__EXERCISE INPUTS__
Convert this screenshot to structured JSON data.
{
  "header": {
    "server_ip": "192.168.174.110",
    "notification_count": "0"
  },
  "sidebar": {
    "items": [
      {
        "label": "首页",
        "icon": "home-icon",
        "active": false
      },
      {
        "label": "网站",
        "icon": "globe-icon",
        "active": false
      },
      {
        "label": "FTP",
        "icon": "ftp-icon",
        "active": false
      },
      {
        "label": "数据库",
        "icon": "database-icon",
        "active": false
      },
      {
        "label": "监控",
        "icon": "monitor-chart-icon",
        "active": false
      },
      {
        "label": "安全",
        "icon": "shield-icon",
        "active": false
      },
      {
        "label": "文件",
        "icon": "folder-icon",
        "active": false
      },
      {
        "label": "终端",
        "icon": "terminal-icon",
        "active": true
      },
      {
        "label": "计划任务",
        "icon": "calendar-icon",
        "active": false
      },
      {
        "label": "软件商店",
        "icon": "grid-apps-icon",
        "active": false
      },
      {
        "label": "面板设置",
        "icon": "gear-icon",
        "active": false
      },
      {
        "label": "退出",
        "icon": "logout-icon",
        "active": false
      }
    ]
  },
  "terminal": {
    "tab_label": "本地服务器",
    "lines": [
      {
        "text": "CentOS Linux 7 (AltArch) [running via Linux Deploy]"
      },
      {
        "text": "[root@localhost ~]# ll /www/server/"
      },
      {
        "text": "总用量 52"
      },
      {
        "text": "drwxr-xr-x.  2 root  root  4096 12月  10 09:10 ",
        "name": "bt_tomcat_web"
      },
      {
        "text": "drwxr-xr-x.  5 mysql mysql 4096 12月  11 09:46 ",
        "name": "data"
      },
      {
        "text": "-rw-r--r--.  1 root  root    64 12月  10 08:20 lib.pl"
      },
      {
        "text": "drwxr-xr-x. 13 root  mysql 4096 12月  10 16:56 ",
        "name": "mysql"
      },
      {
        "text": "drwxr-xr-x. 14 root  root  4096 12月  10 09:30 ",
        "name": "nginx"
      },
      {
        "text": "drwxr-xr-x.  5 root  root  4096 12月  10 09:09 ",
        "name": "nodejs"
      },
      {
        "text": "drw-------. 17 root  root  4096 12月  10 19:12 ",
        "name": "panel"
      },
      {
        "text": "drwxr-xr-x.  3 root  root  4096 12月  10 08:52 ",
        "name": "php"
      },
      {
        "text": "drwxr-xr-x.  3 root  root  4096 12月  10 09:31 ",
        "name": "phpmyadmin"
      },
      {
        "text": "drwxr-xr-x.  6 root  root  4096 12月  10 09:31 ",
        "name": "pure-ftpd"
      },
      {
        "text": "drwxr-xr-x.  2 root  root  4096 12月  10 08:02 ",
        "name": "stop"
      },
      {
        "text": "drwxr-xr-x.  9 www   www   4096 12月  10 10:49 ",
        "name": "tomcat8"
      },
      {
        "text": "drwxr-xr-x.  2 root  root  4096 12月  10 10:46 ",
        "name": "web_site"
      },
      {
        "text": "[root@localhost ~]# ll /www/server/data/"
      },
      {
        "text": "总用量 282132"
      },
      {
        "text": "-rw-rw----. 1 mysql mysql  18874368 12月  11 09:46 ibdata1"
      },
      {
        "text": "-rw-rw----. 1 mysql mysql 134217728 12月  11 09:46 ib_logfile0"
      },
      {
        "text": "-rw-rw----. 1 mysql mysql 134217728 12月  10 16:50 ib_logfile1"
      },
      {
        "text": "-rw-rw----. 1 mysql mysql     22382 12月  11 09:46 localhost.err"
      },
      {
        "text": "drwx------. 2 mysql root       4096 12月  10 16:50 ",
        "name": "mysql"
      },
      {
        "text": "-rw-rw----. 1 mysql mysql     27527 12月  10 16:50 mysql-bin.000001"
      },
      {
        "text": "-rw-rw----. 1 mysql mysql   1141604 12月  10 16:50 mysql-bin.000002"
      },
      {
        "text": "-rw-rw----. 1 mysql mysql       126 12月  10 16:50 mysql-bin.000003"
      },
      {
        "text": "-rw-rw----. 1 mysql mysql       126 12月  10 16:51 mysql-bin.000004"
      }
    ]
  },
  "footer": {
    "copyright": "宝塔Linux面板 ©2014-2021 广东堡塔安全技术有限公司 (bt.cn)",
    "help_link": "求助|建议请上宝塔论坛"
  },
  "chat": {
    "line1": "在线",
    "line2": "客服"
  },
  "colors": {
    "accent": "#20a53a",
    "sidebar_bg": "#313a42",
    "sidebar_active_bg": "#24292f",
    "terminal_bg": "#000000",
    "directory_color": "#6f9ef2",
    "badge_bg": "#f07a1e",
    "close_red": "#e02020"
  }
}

__INSTRUCTIONS TO FOLLOW__
Tell how many lines of the data include the word "icon", and nothing else.

__ANSWER IN FULL__
12